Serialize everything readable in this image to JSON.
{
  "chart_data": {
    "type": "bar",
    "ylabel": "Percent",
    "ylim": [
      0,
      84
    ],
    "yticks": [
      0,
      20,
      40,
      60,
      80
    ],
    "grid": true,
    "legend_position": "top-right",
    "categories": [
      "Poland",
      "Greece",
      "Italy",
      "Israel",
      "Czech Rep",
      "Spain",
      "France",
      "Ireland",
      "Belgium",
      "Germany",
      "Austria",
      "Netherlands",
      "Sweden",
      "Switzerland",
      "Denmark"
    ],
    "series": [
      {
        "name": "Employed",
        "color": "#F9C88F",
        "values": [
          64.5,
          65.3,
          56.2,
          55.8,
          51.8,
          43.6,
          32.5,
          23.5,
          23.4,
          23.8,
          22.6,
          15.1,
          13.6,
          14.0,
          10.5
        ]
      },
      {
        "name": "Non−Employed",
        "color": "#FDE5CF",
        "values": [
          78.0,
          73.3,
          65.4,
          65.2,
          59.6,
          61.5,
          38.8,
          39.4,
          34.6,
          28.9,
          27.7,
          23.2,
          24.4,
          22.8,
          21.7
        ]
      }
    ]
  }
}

- - - - - - -

» Task instructions
All of the entries above must be quoted exactly.

» Response for this exercise
Serialize everything readable in this image to JSON.
{
  "chart_data": {
    "type": "bar",
    "ylabel": "Percent",
    "ylim": [
      0,
      84
    ],
    "yticks": [
      0,
      20,
      40,
      60,
      80
    ],
    "grid": true,
    "legend_position": "top-right",
    "categories": [
      "Poland",
      "Greece",
      "Italy",
      "Israel",
      "Czech Rep",
      "Spain",
      "France",
      "Ireland",
      "Belgium",
      "Germany",
      "Austria",
      "Netherlands",
      "Sweden",
      "Switzerland",
      "Denmark"
    ],
    "series": [
      {
        "name": "Employed",
        "color": "#F9C88F",
        "values": [
          64.5,
          65.3,
          56.2,
          55.8,
          51.8,
          43.6,
          32.5,
          23.5,
          23.4,
          23.8,
          22.6,
          15.1,
          13.6,
          14.0,
          10.5
        ]
      },
      {
        "name": "Non−Employed",
        "color": "#FDE5CF",
        "values": [
          78.0,
          73.3,
          65.4,
          65.2,
          59.6,
          61.5,
          38.8,
          39.4,
          34.6,
          28.9,
          27.7,
          23.2,
          24.4,
          22.8,
          21.7
        ]
      }
    ]
  }
}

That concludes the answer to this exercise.